Word for word, print each line of the listing below; pictures stay out.
--- start of Material supplied ---
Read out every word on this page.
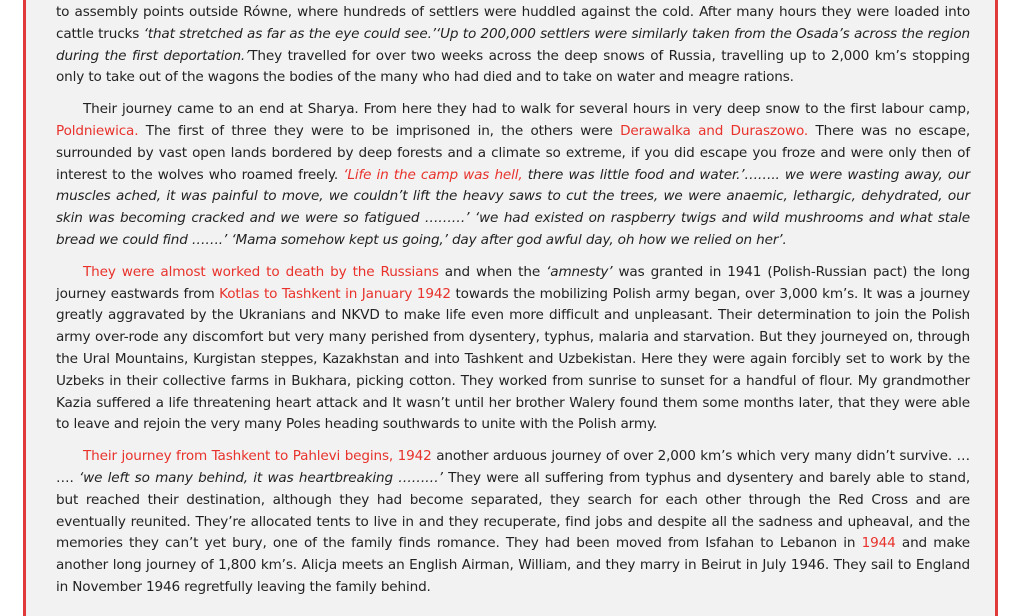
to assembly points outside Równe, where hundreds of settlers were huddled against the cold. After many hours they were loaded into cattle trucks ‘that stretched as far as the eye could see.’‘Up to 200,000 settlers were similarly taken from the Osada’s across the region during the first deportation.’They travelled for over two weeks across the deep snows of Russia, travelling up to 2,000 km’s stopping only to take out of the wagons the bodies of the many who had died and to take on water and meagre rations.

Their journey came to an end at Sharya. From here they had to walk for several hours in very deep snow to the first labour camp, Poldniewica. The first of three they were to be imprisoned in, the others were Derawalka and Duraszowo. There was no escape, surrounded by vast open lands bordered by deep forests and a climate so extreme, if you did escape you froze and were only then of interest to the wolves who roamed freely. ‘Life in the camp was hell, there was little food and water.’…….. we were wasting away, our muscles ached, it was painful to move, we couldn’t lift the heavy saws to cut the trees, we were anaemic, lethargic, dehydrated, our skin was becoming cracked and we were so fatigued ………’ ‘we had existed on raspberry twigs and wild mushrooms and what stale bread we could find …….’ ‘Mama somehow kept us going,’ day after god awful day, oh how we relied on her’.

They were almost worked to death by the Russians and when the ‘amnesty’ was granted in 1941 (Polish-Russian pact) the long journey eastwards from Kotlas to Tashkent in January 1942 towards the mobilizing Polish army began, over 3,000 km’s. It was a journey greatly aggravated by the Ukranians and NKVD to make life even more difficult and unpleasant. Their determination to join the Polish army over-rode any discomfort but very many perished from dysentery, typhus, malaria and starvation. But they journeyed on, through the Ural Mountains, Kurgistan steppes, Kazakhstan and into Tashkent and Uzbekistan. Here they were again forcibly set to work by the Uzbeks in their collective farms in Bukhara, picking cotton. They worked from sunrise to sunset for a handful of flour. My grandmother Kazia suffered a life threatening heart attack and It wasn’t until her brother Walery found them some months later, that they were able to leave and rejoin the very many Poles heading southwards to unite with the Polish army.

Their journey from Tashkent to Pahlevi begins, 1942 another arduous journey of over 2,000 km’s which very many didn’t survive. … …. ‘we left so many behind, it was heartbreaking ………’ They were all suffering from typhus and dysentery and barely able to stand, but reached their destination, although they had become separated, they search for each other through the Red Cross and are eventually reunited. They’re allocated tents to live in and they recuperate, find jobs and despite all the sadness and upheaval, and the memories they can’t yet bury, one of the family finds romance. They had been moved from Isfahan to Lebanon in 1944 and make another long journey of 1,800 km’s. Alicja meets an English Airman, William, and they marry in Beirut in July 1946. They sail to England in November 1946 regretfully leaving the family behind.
--- end of Material supplied ---
§ Written solution:
Read out every word on this page.
to assembly points outside Równe, where hundreds of settlers were huddled against the cold. After many hours they were loaded into cattle trucks ‘that stretched as far as the eye could see.’‘Up to 200,000 settlers were similarly taken from the Osada’s across the region during the first deportation.’They travelled for over two weeks across the deep snows of Russia, travelling up to 2,000 km’s stopping only to take out of the wagons the bodies of the many who had died and to take on water and meagre rations.

Their journey came to an end at Sharya. From here they had to walk for several hours in very deep snow to the first labour camp, Poldniewica. The first of three they were to be imprisoned in, the others were Derawalka and Duraszowo. There was no escape, surrounded by vast open lands bordered by deep forests and a climate so extreme, if you did escape you froze and were only then of interest to the wolves who roamed freely. ‘Life in the camp was hell, there was little food and water.’…….. we were wasting away, our muscles ached, it was painful to move, we couldn’t lift the heavy saws to cut the trees, we were anaemic, lethargic, dehydrated, our skin was becoming cracked and we were so fatigued ………’ ‘we had existed on raspberry twigs and wild mushrooms and what stale bread we could find …….’ ‘Mama somehow kept us going,’ day after god awful day, oh how we relied on her’.

They were almost worked to death by the Russians and when the ‘amnesty’ was granted in 1941 (Polish-Russian pact) the long journey eastwards from Kotlas to Tashkent in January 1942 towards the mobilizing Polish army began, over 3,000 km’s. It was a journey greatly aggravated by the Ukranians and NKVD to make life even more difficult and unpleasant. Their determination to join the Polish army over-rode any discomfort but very many perished from dysentery, typhus, malaria and starvation. But they journeyed on, through the Ural Mountains, Kurgistan steppes, Kazakhstan and into Tashkent and Uzbekistan. Here they were again forcibly set to work by the Uzbeks in their collective farms in Bukhara, picking cotton. They worked from sunrise to sunset for a handful of flour. My grandmother Kazia suffered a life threatening heart attack and It wasn’t until her brother Walery found them some months later, that they were able to leave and rejoin the very many Poles heading southwards to unite with the Polish army.

Their journey from Tashkent to Pahlevi begins, 1942 another arduous journey of over 2,000 km’s which very many didn’t survive. … …. ‘we left so many behind, it was heartbreaking ………’ They were all suffering from typhus and dysentery and barely able to stand, but reached their destination, although they had become separated, they search for each other through the Red Cross and are eventually reunited. They’re allocated tents to live in and they recuperate, find jobs and despite all the sadness and upheaval, and the memories they can’t yet bury, one of the family finds romance. They had been moved from Isfahan to Lebanon in 1944 and make another long journey of 1,800 km’s. Alicja meets an English Airman, William, and they marry in Beirut in July 1946. They sail to England in November 1946 regretfully leaving the family behind.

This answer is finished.